— Start —

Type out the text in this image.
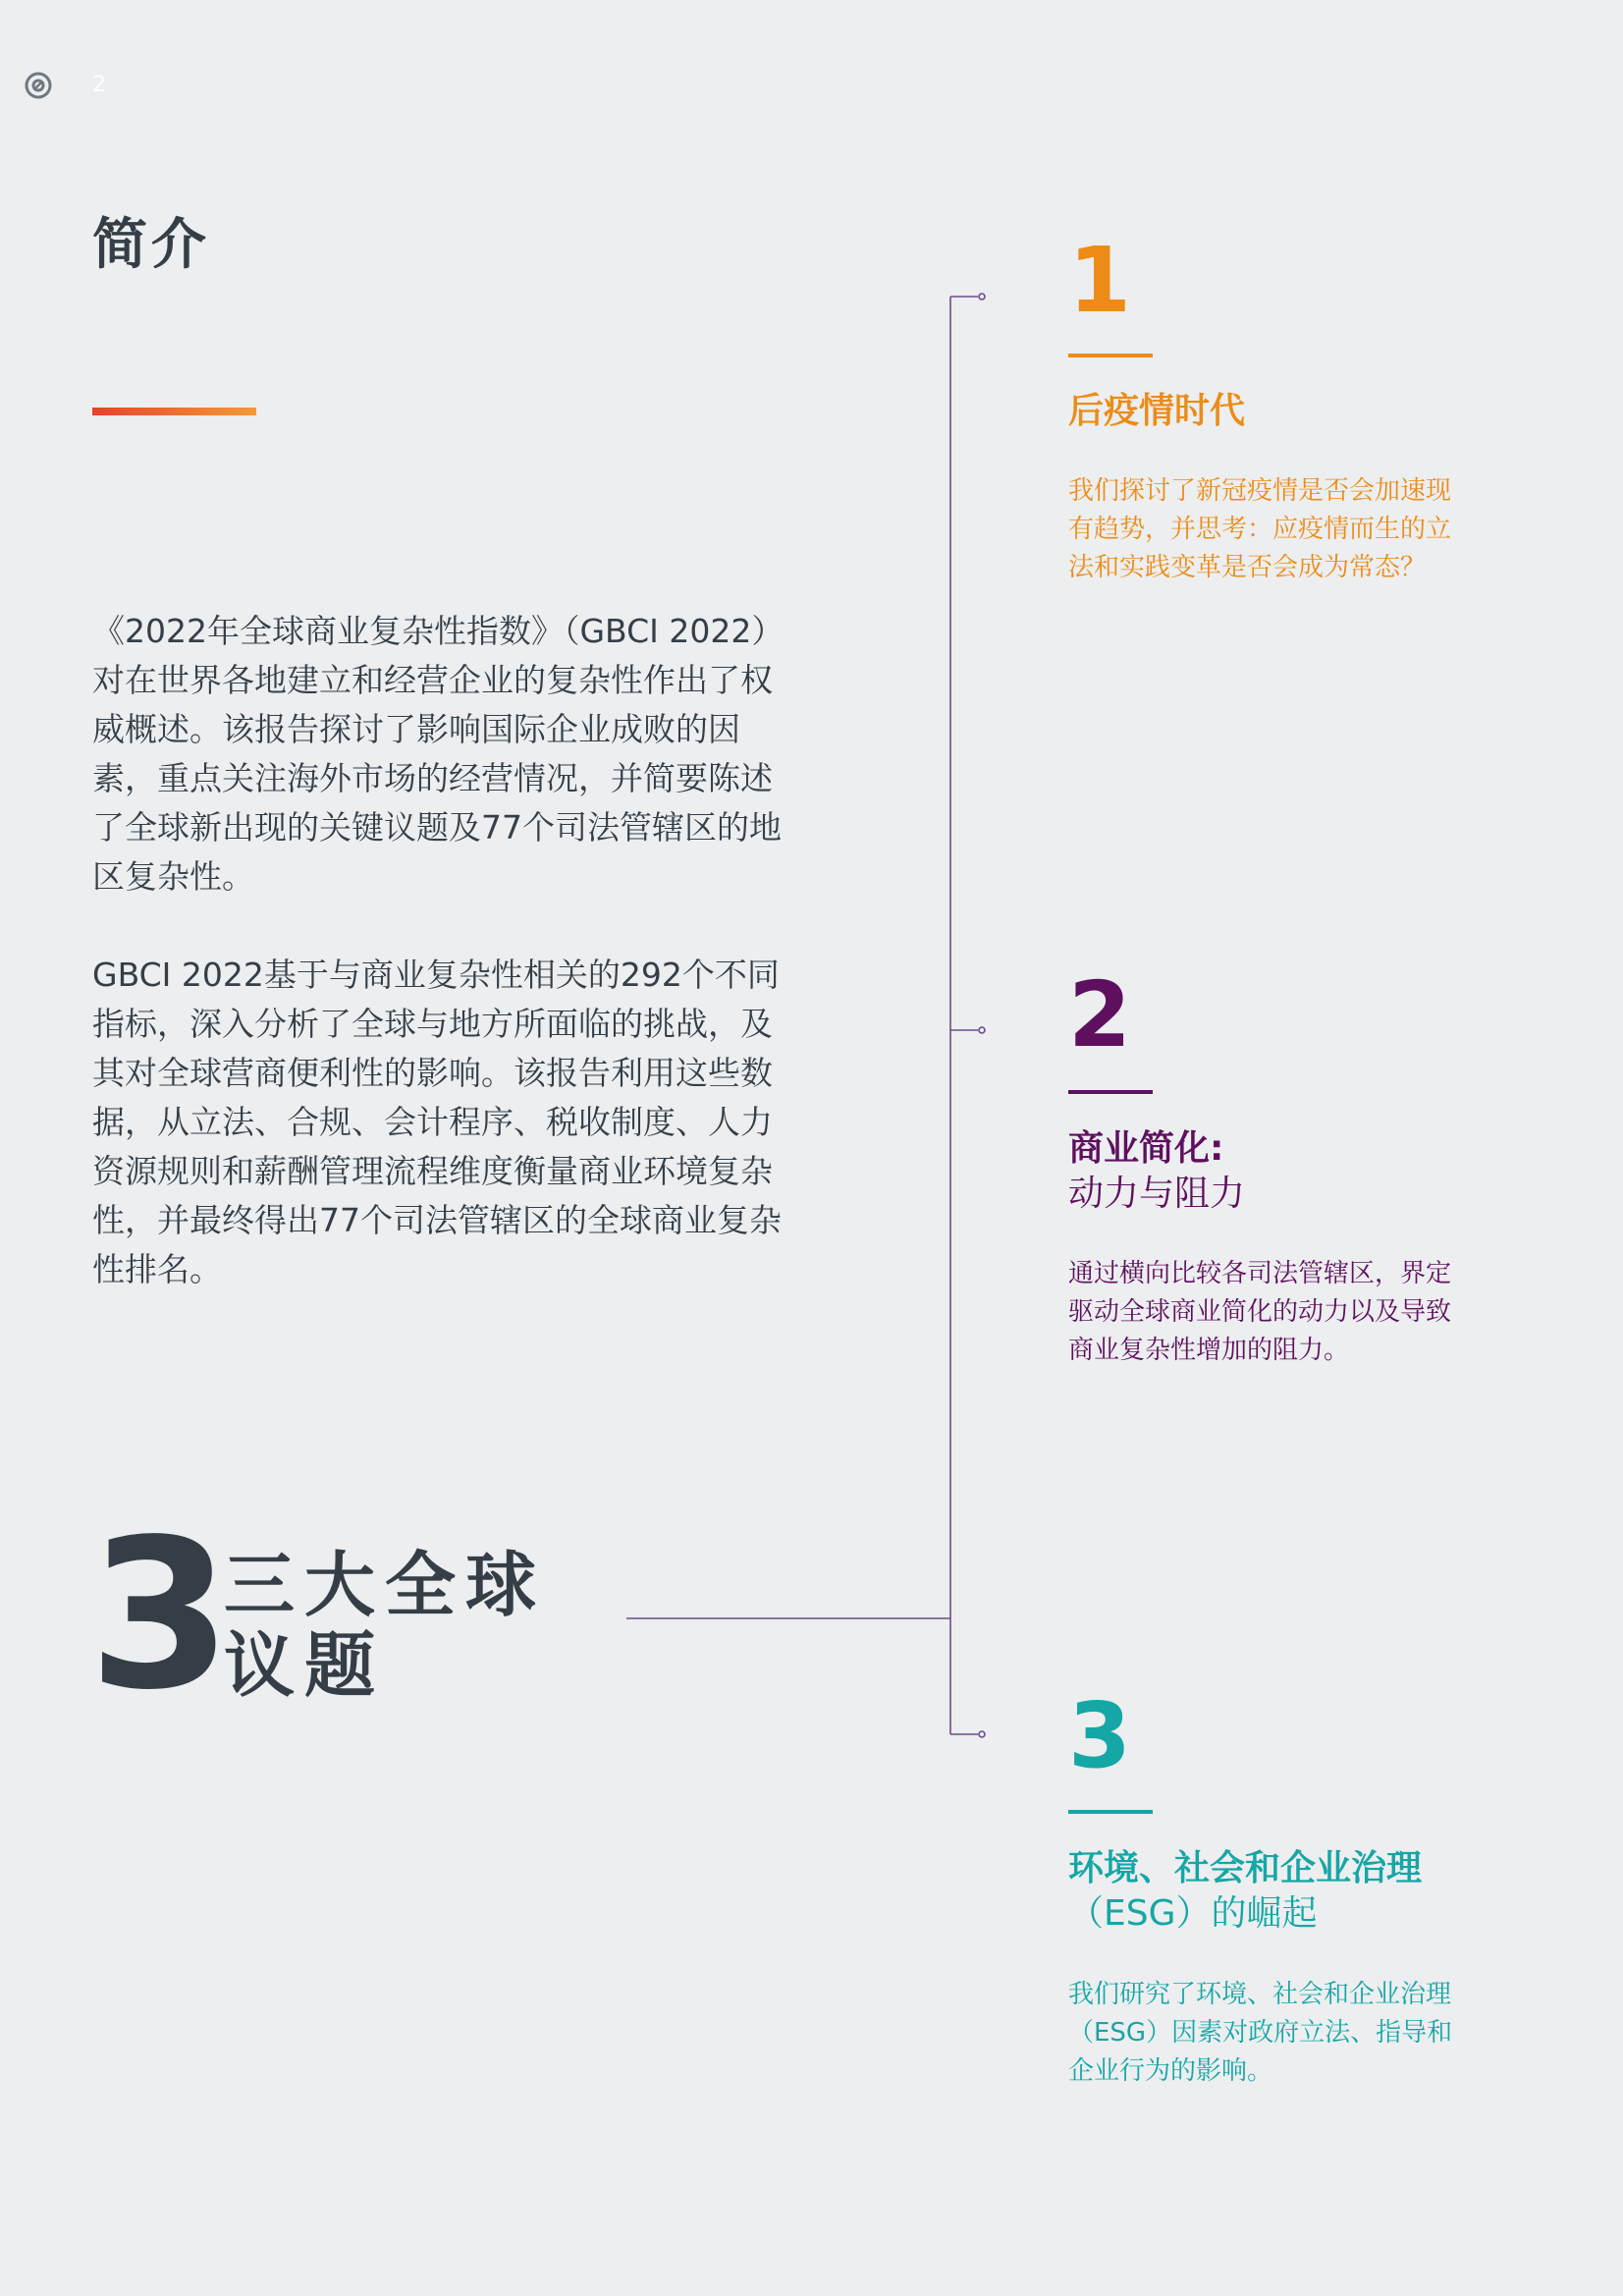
2
简介

《2022年全球商业复杂性指数》（GBCI 2022）对在世界各地建立和经营企业的复杂性作出了权威概述。该报告探讨了影响国际企业成败的因素，重点关注海外市场的经营情况，并简要陈述了全球新出现的关键议题及77个司法管辖区的地区复杂性。

GBCI 2022基于与商业复杂性相关的292个不同指标，深入分析了全球与地方所面临的挑战，及其对全球营商便利性的影响。该报告利用这些数据，从立法、合规、会计程序、税收制度、人力资源规则和薪酬管理流程维度衡量商业环境复杂性，并最终得出77个司法管辖区的全球商业复杂性排名。

3
三大全球
议题
1
后疫情时代
我们探讨了新冠疫情是否会加速现有趋势，并思考：应疫情而生的立法和实践变革是否会成为常态？
2
商业简化:
动力与阻力
通过横向比较各司法管辖区，界定驱动全球商业简化的动力以及导致商业复杂性增加的阻力。
3
环境、社会和企业治理
（ESG）的崛起
我们研究了环境、社会和企业治理（ESG）因素对政府立法、指导和企业行为的影响。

— End —

▸ **What to do**
Reproduce the full material exactly, excluding the pictures.

▸ **Task output**
Type out the text in this image.
2
简介

《2022年全球商业复杂性指数》（GBCI 2022）对在世界各地建立和经营企业的复杂性作出了权威概述。该报告探讨了影响国际企业成败的因素，重点关注海外市场的经营情况，并简要陈述了全球新出现的关键议题及77个司法管辖区的地区复杂性。

GBCI 2022基于与商业复杂性相关的292个不同指标，深入分析了全球与地方所面临的挑战，及其对全球营商便利性的影响。该报告利用这些数据，从立法、合规、会计程序、税收制度、人力资源规则和薪酬管理流程维度衡量商业环境复杂性，并最终得出77个司法管辖区的全球商业复杂性排名。

3
三大全球
议题
1
后疫情时代
我们探讨了新冠疫情是否会加速现有趋势，并思考：应疫情而生的立法和实践变革是否会成为常态？
2
商业简化:
动力与阻力
通过横向比较各司法管辖区，界定驱动全球商业简化的动力以及导致商业复杂性增加的阻力。
3
环境、社会和企业治理
（ESG）的崛起
我们研究了环境、社会和企业治理（ESG）因素对政府立法、指导和企业行为的影响。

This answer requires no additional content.